## [INSTRUCTIONS TO FOLLOW]
Exactly as given, repeat all of the entries.
******
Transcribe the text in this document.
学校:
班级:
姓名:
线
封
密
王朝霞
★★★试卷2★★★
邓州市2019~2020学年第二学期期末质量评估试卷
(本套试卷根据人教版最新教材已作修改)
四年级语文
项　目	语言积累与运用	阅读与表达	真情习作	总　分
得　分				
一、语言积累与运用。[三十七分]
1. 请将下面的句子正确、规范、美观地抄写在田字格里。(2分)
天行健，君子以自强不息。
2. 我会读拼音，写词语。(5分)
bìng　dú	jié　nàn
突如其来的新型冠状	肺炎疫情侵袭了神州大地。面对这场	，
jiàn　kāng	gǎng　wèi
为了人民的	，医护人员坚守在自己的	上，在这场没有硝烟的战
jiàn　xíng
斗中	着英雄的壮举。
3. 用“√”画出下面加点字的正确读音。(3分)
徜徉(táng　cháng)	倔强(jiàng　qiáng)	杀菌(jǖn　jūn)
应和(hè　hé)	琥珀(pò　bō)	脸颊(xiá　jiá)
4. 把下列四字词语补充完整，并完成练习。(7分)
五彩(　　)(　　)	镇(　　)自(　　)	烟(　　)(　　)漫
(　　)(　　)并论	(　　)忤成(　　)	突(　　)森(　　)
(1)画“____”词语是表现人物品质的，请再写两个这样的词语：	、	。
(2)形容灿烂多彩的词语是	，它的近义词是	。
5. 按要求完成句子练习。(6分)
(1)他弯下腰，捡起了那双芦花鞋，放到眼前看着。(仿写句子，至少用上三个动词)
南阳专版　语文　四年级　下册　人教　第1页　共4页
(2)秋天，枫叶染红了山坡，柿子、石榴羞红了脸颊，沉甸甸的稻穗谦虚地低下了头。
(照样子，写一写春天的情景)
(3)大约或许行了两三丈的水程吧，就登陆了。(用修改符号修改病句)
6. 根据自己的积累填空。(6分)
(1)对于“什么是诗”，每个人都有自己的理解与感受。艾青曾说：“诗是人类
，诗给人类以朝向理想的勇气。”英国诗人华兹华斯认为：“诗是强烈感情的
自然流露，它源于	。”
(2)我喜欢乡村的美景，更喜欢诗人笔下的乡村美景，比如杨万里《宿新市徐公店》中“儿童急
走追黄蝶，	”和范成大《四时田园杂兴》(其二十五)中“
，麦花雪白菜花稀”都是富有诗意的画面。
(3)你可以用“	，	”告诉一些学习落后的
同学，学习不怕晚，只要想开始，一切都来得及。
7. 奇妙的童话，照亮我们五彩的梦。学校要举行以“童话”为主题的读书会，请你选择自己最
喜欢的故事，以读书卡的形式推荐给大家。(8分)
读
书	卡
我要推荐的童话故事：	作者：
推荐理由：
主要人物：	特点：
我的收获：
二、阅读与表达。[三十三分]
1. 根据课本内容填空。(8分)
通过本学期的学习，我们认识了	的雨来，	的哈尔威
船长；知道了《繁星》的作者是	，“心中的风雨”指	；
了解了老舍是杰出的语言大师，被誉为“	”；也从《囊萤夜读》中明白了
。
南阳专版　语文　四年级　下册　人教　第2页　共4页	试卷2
******
## [FINISHED EXERCISE]
Transcribe the text in this document.
学校:
班级:
姓名:
线
封
密
王朝霞
★★★试卷2★★★
邓州市2019~2020学年第二学期期末质量评估试卷
(本套试卷根据人教版最新教材已作修改)
四年级语文
项　目	语言积累与运用	阅读与表达	真情习作	总　分
得　分				
一、语言积累与运用。[三十七分]
1. 请将下面的句子正确、规范、美观地抄写在田字格里。(2分)
天行健，君子以自强不息。
2. 我会读拼音，写词语。(5分)
bìng　dú	jié　nàn
突如其来的新型冠状	肺炎疫情侵袭了神州大地。面对这场	，
jiàn　kāng	gǎng　wèi
为了人民的	，医护人员坚守在自己的	上，在这场没有硝烟的战
jiàn　xíng
斗中	着英雄的壮举。
3. 用“√”画出下面加点字的正确读音。(3分)
徜徉(táng　cháng)	倔强(jiàng　qiáng)	杀菌(jǖn　jūn)
应和(hè　hé)	琥珀(pò　bō)	脸颊(xiá　jiá)
4. 把下列四字词语补充完整，并完成练习。(7分)
五彩(　　)(　　)	镇(　　)自(　　)	烟(　　)(　　)漫
(　　)(　　)并论	(　　)忤成(　　)	突(　　)森(　　)
(1)画“____”词语是表现人物品质的，请再写两个这样的词语：	、	。
(2)形容灿烂多彩的词语是	，它的近义词是	。
5. 按要求完成句子练习。(6分)
(1)他弯下腰，捡起了那双芦花鞋，放到眼前看着。(仿写句子，至少用上三个动词)
南阳专版　语文　四年级　下册　人教　第1页　共4页
(2)秋天，枫叶染红了山坡，柿子、石榴羞红了脸颊，沉甸甸的稻穗谦虚地低下了头。
(照样子，写一写春天的情景)
(3)大约或许行了两三丈的水程吧，就登陆了。(用修改符号修改病句)
6. 根据自己的积累填空。(6分)
(1)对于“什么是诗”，每个人都有自己的理解与感受。艾青曾说：“诗是人类
，诗给人类以朝向理想的勇气。”英国诗人华兹华斯认为：“诗是强烈感情的
自然流露，它源于	。”
(2)我喜欢乡村的美景，更喜欢诗人笔下的乡村美景，比如杨万里《宿新市徐公店》中“儿童急
走追黄蝶，	”和范成大《四时田园杂兴》(其二十五)中“
，麦花雪白菜花稀”都是富有诗意的画面。
(3)你可以用“	，	”告诉一些学习落后的
同学，学习不怕晚，只要想开始，一切都来得及。
7. 奇妙的童话，照亮我们五彩的梦。学校要举行以“童话”为主题的读书会，请你选择自己最
喜欢的故事，以读书卡的形式推荐给大家。(8分)
读
书	卡
我要推荐的童话故事：	作者：
推荐理由：
主要人物：	特点：
我的收获：
二、阅读与表达。[三十三分]
1. 根据课本内容填空。(8分)
通过本学期的学习，我们认识了	的雨来，	的哈尔威
船长；知道了《繁星》的作者是	，“心中的风雨”指	；
了解了老舍是杰出的语言大师，被誉为“	”；也从《囊萤夜读》中明白了
。
南阳专版　语文　四年级　下册　人教　第2页　共4页	试卷2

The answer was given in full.